_Given information_
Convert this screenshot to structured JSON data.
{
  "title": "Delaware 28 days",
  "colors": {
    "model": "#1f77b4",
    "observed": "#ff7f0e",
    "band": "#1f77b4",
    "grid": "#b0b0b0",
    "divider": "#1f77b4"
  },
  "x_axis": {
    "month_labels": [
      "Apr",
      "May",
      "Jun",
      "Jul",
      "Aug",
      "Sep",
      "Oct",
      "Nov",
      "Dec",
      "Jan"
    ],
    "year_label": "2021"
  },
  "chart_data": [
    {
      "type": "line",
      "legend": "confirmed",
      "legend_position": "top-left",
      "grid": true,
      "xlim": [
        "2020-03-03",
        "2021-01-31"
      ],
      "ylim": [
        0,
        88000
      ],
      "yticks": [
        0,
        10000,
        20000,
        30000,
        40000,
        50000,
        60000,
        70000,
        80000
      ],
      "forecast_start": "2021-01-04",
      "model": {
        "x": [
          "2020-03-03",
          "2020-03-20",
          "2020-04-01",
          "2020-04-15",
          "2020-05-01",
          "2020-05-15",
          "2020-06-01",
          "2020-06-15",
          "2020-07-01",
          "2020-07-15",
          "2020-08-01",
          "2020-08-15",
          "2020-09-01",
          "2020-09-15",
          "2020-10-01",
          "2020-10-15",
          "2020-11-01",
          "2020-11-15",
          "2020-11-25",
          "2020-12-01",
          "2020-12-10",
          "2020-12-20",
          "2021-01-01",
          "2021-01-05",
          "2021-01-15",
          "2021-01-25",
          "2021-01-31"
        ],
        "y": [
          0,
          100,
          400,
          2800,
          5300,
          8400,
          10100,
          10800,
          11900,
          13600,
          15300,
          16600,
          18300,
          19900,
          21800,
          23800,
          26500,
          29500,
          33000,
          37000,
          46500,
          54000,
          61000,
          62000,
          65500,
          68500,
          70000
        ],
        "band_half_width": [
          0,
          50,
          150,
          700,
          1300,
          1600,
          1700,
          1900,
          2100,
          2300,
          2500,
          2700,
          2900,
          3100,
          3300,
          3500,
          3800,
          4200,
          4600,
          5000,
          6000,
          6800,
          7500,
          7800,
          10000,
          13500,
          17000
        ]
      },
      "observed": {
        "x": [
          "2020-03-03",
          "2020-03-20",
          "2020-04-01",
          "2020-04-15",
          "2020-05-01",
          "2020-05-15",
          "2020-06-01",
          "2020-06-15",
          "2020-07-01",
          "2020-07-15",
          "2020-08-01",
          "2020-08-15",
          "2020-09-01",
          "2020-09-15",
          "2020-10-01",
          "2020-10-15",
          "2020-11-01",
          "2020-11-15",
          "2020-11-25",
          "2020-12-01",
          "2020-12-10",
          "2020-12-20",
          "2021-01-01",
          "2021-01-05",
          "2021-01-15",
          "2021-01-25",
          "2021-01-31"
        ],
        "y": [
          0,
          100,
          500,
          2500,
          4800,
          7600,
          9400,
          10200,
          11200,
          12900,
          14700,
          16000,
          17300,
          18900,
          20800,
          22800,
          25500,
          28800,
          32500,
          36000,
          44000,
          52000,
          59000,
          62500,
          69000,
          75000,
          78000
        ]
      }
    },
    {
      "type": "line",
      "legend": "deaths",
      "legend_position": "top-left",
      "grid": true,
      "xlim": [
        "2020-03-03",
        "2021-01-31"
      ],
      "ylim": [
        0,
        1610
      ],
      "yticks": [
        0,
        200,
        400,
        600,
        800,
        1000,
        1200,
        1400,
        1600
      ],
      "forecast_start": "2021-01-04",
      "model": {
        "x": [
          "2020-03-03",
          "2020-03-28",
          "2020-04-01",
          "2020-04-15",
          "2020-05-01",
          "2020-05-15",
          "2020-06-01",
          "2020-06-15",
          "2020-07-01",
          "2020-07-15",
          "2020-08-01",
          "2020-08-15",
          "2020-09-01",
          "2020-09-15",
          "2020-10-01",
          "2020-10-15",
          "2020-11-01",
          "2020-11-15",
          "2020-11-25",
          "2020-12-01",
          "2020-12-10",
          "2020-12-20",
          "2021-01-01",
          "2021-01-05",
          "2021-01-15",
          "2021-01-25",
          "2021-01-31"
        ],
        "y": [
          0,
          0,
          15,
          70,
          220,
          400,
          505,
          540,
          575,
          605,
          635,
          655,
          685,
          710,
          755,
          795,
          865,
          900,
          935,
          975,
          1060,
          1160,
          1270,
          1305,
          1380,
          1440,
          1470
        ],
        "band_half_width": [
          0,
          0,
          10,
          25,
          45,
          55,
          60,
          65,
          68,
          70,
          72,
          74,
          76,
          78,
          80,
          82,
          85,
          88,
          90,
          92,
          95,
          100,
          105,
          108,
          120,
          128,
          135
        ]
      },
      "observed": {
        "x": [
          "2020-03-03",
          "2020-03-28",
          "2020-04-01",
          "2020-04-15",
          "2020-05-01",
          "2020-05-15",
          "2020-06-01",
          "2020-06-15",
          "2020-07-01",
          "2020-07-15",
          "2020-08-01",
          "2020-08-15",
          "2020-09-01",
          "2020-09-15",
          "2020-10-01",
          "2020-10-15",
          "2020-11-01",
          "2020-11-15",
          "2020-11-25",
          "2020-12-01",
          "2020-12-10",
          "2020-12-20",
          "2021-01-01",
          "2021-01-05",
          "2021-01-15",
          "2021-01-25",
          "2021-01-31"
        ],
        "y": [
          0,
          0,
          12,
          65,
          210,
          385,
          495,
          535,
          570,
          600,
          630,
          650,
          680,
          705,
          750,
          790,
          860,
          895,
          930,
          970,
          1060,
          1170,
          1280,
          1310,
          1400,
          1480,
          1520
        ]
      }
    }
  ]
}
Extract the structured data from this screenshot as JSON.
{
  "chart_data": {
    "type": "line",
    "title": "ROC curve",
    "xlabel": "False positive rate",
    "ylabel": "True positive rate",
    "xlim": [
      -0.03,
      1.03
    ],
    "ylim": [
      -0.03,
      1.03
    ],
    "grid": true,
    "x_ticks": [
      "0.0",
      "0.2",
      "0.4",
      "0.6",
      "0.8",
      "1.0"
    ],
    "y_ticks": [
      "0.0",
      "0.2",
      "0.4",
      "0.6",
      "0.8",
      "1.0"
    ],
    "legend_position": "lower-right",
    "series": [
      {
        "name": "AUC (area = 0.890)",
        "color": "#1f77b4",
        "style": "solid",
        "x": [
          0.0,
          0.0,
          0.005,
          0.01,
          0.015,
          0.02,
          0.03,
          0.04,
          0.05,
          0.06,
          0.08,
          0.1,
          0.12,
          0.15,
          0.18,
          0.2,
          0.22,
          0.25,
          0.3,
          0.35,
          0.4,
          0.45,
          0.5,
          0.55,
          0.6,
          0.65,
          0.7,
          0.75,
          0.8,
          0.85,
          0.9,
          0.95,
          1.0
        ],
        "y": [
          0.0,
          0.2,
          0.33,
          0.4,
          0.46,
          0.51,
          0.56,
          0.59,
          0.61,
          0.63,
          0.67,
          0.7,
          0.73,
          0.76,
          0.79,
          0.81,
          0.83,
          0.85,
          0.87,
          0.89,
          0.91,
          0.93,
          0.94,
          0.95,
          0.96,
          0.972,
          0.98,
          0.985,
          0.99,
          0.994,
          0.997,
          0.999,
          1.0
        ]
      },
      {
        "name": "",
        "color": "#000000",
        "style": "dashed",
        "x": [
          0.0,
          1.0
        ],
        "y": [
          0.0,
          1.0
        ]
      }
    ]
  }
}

_Directions for this task_
Repeat the material above in full, keeping every word.

_Finished answer_
Convert this screenshot to structured JSON data.
{
  "title": "Delaware 28 days",
  "colors": {
    "model": "#1f77b4",
    "observed": "#ff7f0e",
    "band": "#1f77b4",
    "grid": "#b0b0b0",
    "divider": "#1f77b4"
  },
  "x_axis": {
    "month_labels": [
      "Apr",
      "May",
      "Jun",
      "Jul",
      "Aug",
      "Sep",
      "Oct",
      "Nov",
      "Dec",
      "Jan"
    ],
    "year_label": "2021"
  },
  "chart_data": [
    {
      "type": "line",
      "legend": "confirmed",
      "legend_position": "top-left",
      "grid": true,
      "xlim": [
        "2020-03-03",
        "2021-01-31"
      ],
      "ylim": [
        0,
        88000
      ],
      "yticks": [
        0,
        10000,
        20000,
        30000,
        40000,
        50000,
        60000,
        70000,
        80000
      ],
      "forecast_start": "2021-01-04",
      "model": {
        "x": [
          "2020-03-03",
          "2020-03-20",
          "2020-04-01",
          "2020-04-15",
          "2020-05-01",
          "2020-05-15",
          "2020-06-01",
          "2020-06-15",
          "2020-07-01",
          "2020-07-15",
          "2020-08-01",
          "2020-08-15",
          "2020-09-01",
          "2020-09-15",
          "2020-10-01",
          "2020-10-15",
          "2020-11-01",
          "2020-11-15",
          "2020-11-25",
          "2020-12-01",
          "2020-12-10",
          "2020-12-20",
          "2021-01-01",
          "2021-01-05",
          "2021-01-15",
          "2021-01-25",
          "2021-01-31"
        ],
        "y": [
          0,
          100,
          400,
          2800,
          5300,
          8400,
          10100,
          10800,
          11900,
          13600,
          15300,
          16600,
          18300,
          19900,
          21800,
          23800,
          26500,
          29500,
          33000,
          37000,
          46500,
          54000,
          61000,
          62000,
          65500,
          68500,
          70000
        ],
        "band_half_width": [
          0,
          50,
          150,
          700,
          1300,
          1600,
          1700,
          1900,
          2100,
          2300,
          2500,
          2700,
          2900,
          3100,
          3300,
          3500,
          3800,
          4200,
          4600,
          5000,
          6000,
          6800,
          7500,
          7800,
          10000,
          13500,
          17000
        ]
      },
      "observed": {
        "x": [
          "2020-03-03",
          "2020-03-20",
          "2020-04-01",
          "2020-04-15",
          "2020-05-01",
          "2020-05-15",
          "2020-06-01",
          "2020-06-15",
          "2020-07-01",
          "2020-07-15",
          "2020-08-01",
          "2020-08-15",
          "2020-09-01",
          "2020-09-15",
          "2020-10-01",
          "2020-10-15",
          "2020-11-01",
          "2020-11-15",
          "2020-11-25",
          "2020-12-01",
          "2020-12-10",
          "2020-12-20",
          "2021-01-01",
          "2021-01-05",
          "2021-01-15",
          "2021-01-25",
          "2021-01-31"
        ],
        "y": [
          0,
          100,
          500,
          2500,
          4800,
          7600,
          9400,
          10200,
          11200,
          12900,
          14700,
          16000,
          17300,
          18900,
          20800,
          22800,
          25500,
          28800,
          32500,
          36000,
          44000,
          52000,
          59000,
          62500,
          69000,
          75000,
          78000
        ]
      }
    },
    {
      "type": "line",
      "legend": "deaths",
      "legend_position": "top-left",
      "grid": true,
      "xlim": [
        "2020-03-03",
        "2021-01-31"
      ],
      "ylim": [
        0,
        1610
      ],
      "yticks": [
        0,
        200,
        400,
        600,
        800,
        1000,
        1200,
        1400,
        1600
      ],
      "forecast_start": "2021-01-04",
      "model": {
        "x": [
          "2020-03-03",
          "2020-03-28",
          "2020-04-01",
          "2020-04-15",
          "2020-05-01",
          "2020-05-15",
          "2020-06-01",
          "2020-06-15",
          "2020-07-01",
          "2020-07-15",
          "2020-08-01",
          "2020-08-15",
          "2020-09-01",
          "2020-09-15",
          "2020-10-01",
          "2020-10-15",
          "2020-11-01",
          "2020-11-15",
          "2020-11-25",
          "2020-12-01",
          "2020-12-10",
          "2020-12-20",
          "2021-01-01",
          "2021-01-05",
          "2021-01-15",
          "2021-01-25",
          "2021-01-31"
        ],
        "y": [
          0,
          0,
          15,
          70,
          220,
          400,
          505,
          540,
          575,
          605,
          635,
          655,
          685,
          710,
          755,
          795,
          865,
          900,
          935,
          975,
          1060,
          1160,
          1270,
          1305,
          1380,
          1440,
          1470
        ],
        "band_half_width": [
          0,
          0,
          10,
          25,
          45,
          55,
          60,
          65,
          68,
          70,
          72,
          74,
          76,
          78,
          80,
          82,
          85,
          88,
          90,
          92,
          95,
          100,
          105,
          108,
          120,
          128,
          135
        ]
      },
      "observed": {
        "x": [
          "2020-03-03",
          "2020-03-28",
          "2020-04-01",
          "2020-04-15",
          "2020-05-01",
          "2020-05-15",
          "2020-06-01",
          "2020-06-15",
          "2020-07-01",
          "2020-07-15",
          "2020-08-01",
          "2020-08-15",
          "2020-09-01",
          "2020-09-15",
          "2020-10-01",
          "2020-10-15",
          "2020-11-01",
          "2020-11-15",
          "2020-11-25",
          "2020-12-01",
          "2020-12-10",
          "2020-12-20",
          "2021-01-01",
          "2021-01-05",
          "2021-01-15",
          "2021-01-25",
          "2021-01-31"
        ],
        "y": [
          0,
          0,
          12,
          65,
          210,
          385,
          495,
          535,
          570,
          600,
          630,
          650,
          680,
          705,
          750,
          790,
          860,
          895,
          930,
          970,
          1060,
          1170,
          1280,
          1310,
          1400,
          1480,
          1520
        ]
      }
    }
  ]
}
Extract the structured data from this screenshot as JSON.
{
  "chart_data": {
    "type": "line",
    "title": "ROC curve",
    "xlabel": "False positive rate",
    "ylabel": "True positive rate",
    "xlim": [
      -0.03,
      1.03
    ],
    "ylim": [
      -0.03,
      1.03
    ],
    "grid": true,
    "x_ticks": [
      "0.0",
      "0.2",
      "0.4",
      "0.6",
      "0.8",
      "1.0"
    ],
    "y_ticks": [
      "0.0",
      "0.2",
      "0.4",
      "0.6",
      "0.8",
      "1.0"
    ],
    "legend_position": "lower-right",
    "series": [
      {
        "name": "AUC (area = 0.890)",
        "color": "#1f77b4",
        "style": "solid",
        "x": [
          0.0,
          0.0,
          0.005,
          0.01,
          0.015,
          0.02,
          0.03,
          0.04,
          0.05,
          0.06,
          0.08,
          0.1,
          0.12,
          0.15,
          0.18,
          0.2,
          0.22,
          0.25,
          0.3,
          0.35,
          0.4,
          0.45,
          0.5,
          0.55,
          0.6,
          0.65,
          0.7,
          0.75,
          0.8,
          0.85,
          0.9,
          0.95,
          1.0
        ],
        "y": [
          0.0,
          0.2,
          0.33,
          0.4,
          0.46,
          0.51,
          0.56,
          0.59,
          0.61,
          0.63,
          0.67,
          0.7,
          0.73,
          0.76,
          0.79,
          0.81,
          0.83,
          0.85,
          0.87,
          0.89,
          0.91,
          0.93,
          0.94,
          0.95,
          0.96,
          0.972,
          0.98,
          0.985,
          0.99,
          0.994,
          0.997,
          0.999,
          1.0
        ]
      },
      {
        "name": "",
        "color": "#000000",
        "style": "dashed",
        "x": [
          0.0,
          1.0
        ],
        "y": [
          0.0,
          1.0
        ]
      }
    ]
  }
}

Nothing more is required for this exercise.